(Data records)

====

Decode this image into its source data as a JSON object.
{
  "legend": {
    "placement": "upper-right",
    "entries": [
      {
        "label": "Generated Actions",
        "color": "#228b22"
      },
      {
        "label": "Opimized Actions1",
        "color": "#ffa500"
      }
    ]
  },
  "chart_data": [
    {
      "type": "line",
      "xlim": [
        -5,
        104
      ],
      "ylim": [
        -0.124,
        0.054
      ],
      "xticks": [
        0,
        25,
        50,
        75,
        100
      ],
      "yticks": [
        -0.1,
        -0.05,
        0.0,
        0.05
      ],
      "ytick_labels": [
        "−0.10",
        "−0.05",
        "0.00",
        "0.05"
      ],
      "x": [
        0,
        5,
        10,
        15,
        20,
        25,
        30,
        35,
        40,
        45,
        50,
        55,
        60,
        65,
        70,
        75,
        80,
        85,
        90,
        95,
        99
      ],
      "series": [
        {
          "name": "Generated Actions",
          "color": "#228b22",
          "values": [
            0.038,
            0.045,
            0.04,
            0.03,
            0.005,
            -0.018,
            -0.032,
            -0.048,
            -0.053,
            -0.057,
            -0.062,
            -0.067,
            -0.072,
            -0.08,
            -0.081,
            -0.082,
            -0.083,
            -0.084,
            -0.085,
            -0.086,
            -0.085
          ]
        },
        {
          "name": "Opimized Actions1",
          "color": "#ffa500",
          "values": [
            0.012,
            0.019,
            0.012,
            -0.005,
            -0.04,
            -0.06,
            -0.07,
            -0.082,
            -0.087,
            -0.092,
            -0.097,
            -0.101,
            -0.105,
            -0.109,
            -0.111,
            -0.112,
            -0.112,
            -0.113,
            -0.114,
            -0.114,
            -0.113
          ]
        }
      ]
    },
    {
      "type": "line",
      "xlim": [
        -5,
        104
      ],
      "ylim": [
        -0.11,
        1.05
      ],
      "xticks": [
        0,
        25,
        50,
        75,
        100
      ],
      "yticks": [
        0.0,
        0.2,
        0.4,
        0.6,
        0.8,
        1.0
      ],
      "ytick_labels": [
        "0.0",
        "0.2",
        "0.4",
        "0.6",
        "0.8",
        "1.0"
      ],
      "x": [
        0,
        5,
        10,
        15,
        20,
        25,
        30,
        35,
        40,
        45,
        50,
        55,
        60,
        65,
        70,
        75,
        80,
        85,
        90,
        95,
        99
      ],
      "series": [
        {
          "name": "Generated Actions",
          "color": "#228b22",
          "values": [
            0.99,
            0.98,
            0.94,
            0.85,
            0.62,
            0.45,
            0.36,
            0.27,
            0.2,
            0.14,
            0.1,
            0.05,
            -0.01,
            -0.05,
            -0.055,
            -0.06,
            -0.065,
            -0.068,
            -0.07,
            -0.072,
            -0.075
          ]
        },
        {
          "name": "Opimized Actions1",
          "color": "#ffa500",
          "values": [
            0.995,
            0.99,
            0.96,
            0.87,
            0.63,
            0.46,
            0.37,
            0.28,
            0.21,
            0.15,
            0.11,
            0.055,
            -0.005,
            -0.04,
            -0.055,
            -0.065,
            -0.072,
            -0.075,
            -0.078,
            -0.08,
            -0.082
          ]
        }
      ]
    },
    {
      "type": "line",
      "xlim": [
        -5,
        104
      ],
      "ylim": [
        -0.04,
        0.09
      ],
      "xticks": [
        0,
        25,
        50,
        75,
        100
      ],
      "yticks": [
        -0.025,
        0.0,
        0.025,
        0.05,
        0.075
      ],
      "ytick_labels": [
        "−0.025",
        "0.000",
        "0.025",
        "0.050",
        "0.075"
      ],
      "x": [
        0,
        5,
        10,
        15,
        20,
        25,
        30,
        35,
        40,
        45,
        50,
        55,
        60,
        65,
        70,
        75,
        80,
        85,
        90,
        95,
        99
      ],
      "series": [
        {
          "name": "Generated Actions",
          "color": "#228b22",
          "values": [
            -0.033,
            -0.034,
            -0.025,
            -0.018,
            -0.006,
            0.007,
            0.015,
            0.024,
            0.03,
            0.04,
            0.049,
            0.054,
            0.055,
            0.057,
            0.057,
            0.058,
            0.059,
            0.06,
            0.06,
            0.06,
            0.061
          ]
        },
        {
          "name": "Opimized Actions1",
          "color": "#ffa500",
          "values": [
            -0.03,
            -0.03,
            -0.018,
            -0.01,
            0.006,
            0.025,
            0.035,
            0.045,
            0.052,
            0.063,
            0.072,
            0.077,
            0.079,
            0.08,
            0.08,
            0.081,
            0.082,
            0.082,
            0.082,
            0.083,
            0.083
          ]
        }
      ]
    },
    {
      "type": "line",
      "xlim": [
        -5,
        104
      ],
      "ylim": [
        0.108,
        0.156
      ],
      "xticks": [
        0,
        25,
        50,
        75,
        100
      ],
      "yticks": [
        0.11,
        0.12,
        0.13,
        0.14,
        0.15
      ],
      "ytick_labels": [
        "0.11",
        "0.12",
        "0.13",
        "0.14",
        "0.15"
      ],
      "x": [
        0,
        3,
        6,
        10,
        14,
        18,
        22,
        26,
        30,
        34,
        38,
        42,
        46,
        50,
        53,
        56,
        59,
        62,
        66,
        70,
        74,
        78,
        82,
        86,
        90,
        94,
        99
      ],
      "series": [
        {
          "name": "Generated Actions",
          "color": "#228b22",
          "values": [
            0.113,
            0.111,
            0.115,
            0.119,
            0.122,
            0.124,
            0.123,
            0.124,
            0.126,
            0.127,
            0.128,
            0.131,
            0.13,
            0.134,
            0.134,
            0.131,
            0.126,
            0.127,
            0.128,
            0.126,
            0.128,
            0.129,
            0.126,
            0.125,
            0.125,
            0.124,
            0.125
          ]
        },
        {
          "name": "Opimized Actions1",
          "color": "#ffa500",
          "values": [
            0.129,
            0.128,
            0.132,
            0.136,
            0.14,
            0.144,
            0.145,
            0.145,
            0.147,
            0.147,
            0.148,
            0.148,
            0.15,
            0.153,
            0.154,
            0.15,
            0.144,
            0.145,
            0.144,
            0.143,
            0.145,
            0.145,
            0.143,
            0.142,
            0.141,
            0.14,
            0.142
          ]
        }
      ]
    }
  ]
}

====

● Short exercise: Output the listing above word for word.

● Solution for this exercise:
Decode this image into its source data as a JSON object.
{
  "legend": {
    "placement": "upper-right",
    "entries": [
      {
        "label": "Generated Actions",
        "color": "#228b22"
      },
      {
        "label": "Opimized Actions1",
        "color": "#ffa500"
      }
    ]
  },
  "chart_data": [
    {
      "type": "line",
      "xlim": [
        -5,
        104
      ],
      "ylim": [
        -0.124,
        0.054
      ],
      "xticks": [
        0,
        25,
        50,
        75,
        100
      ],
      "yticks": [
        -0.1,
        -0.05,
        0.0,
        0.05
      ],
      "ytick_labels": [
        "−0.10",
        "−0.05",
        "0.00",
        "0.05"
      ],
      "x": [
        0,
        5,
        10,
        15,
        20,
        25,
        30,
        35,
        40,
        45,
        50,
        55,
        60,
        65,
        70,
        75,
        80,
        85,
        90,
        95,
        99
      ],
      "series": [
        {
          "name": "Generated Actions",
          "color": "#228b22",
          "values": [
            0.038,
            0.045,
            0.04,
            0.03,
            0.005,
            -0.018,
            -0.032,
            -0.048,
            -0.053,
            -0.057,
            -0.062,
            -0.067,
            -0.072,
            -0.08,
            -0.081,
            -0.082,
            -0.083,
            -0.084,
            -0.085,
            -0.086,
            -0.085
          ]
        },
        {
          "name": "Opimized Actions1",
          "color": "#ffa500",
          "values": [
            0.012,
            0.019,
            0.012,
            -0.005,
            -0.04,
            -0.06,
            -0.07,
            -0.082,
            -0.087,
            -0.092,
            -0.097,
            -0.101,
            -0.105,
            -0.109,
            -0.111,
            -0.112,
            -0.112,
            -0.113,
            -0.114,
            -0.114,
            -0.113
          ]
        }
      ]
    },
    {
      "type": "line",
      "xlim": [
        -5,
        104
      ],
      "ylim": [
        -0.11,
        1.05
      ],
      "xticks": [
        0,
        25,
        50,
        75,
        100
      ],
      "yticks": [
        0.0,
        0.2,
        0.4,
        0.6,
        0.8,
        1.0
      ],
      "ytick_labels": [
        "0.0",
        "0.2",
        "0.4",
        "0.6",
        "0.8",
        "1.0"
      ],
      "x": [
        0,
        5,
        10,
        15,
        20,
        25,
        30,
        35,
        40,
        45,
        50,
        55,
        60,
        65,
        70,
        75,
        80,
        85,
        90,
        95,
        99
      ],
      "series": [
        {
          "name": "Generated Actions",
          "color": "#228b22",
          "values": [
            0.99,
            0.98,
            0.94,
            0.85,
            0.62,
            0.45,
            0.36,
            0.27,
            0.2,
            0.14,
            0.1,
            0.05,
            -0.01,
            -0.05,
            -0.055,
            -0.06,
            -0.065,
            -0.068,
            -0.07,
            -0.072,
            -0.075
          ]
        },
        {
          "name": "Opimized Actions1",
          "color": "#ffa500",
          "values": [
            0.995,
            0.99,
            0.96,
            0.87,
            0.63,
            0.46,
            0.37,
            0.28,
            0.21,
            0.15,
            0.11,
            0.055,
            -0.005,
            -0.04,
            -0.055,
            -0.065,
            -0.072,
            -0.075,
            -0.078,
            -0.08,
            -0.082
          ]
        }
      ]
    },
    {
      "type": "line",
      "xlim": [
        -5,
        104
      ],
      "ylim": [
        -0.04,
        0.09
      ],
      "xticks": [
        0,
        25,
        50,
        75,
        100
      ],
      "yticks": [
        -0.025,
        0.0,
        0.025,
        0.05,
        0.075
      ],
      "ytick_labels": [
        "−0.025",
        "0.000",
        "0.025",
        "0.050",
        "0.075"
      ],
      "x": [
        0,
        5,
        10,
        15,
        20,
        25,
        30,
        35,
        40,
        45,
        50,
        55,
        60,
        65,
        70,
        75,
        80,
        85,
        90,
        95,
        99
      ],
      "series": [
        {
          "name": "Generated Actions",
          "color": "#228b22",
          "values": [
            -0.033,
            -0.034,
            -0.025,
            -0.018,
            -0.006,
            0.007,
            0.015,
            0.024,
            0.03,
            0.04,
            0.049,
            0.054,
            0.055,
            0.057,
            0.057,
            0.058,
            0.059,
            0.06,
            0.06,
            0.06,
            0.061
          ]
        },
        {
          "name": "Opimized Actions1",
          "color": "#ffa500",
          "values": [
            -0.03,
            -0.03,
            -0.018,
            -0.01,
            0.006,
            0.025,
            0.035,
            0.045,
            0.052,
            0.063,
            0.072,
            0.077,
            0.079,
            0.08,
            0.08,
            0.081,
            0.082,
            0.082,
            0.082,
            0.083,
            0.083
          ]
        }
      ]
    },
    {
      "type": "line",
      "xlim": [
        -5,
        104
      ],
      "ylim": [
        0.108,
        0.156
      ],
      "xticks": [
        0,
        25,
        50,
        75,
        100
      ],
      "yticks": [
        0.11,
        0.12,
        0.13,
        0.14,
        0.15
      ],
      "ytick_labels": [
        "0.11",
        "0.12",
        "0.13",
        "0.14",
        "0.15"
      ],
      "x": [
        0,
        3,
        6,
        10,
        14,
        18,
        22,
        26,
        30,
        34,
        38,
        42,
        46,
        50,
        53,
        56,
        59,
        62,
        66,
        70,
        74,
        78,
        82,
        86,
        90,
        94,
        99
      ],
      "series": [
        {
          "name": "Generated Actions",
          "color": "#228b22",
          "values": [
            0.113,
            0.111,
            0.115,
            0.119,
            0.122,
            0.124,
            0.123,
            0.124,
            0.126,
            0.127,
            0.128,
            0.131,
            0.13,
            0.134,
            0.134,
            0.131,
            0.126,
            0.127,
            0.128,
            0.126,
            0.128,
            0.129,
            0.126,
            0.125,
            0.125,
            0.124,
            0.125
          ]
        },
        {
          "name": "Opimized Actions1",
          "color": "#ffa500",
          "values": [
            0.129,
            0.128,
            0.132,
            0.136,
            0.14,
            0.144,
            0.145,
            0.145,
            0.147,
            0.147,
            0.148,
            0.148,
            0.15,
            0.153,
            0.154,
            0.15,
            0.144,
            0.145,
            0.144,
            0.143,
            0.145,
            0.145,
            0.143,
            0.142,
            0.141,
            0.14,
            0.142
          ]
        }
      ]
    }
  ]
}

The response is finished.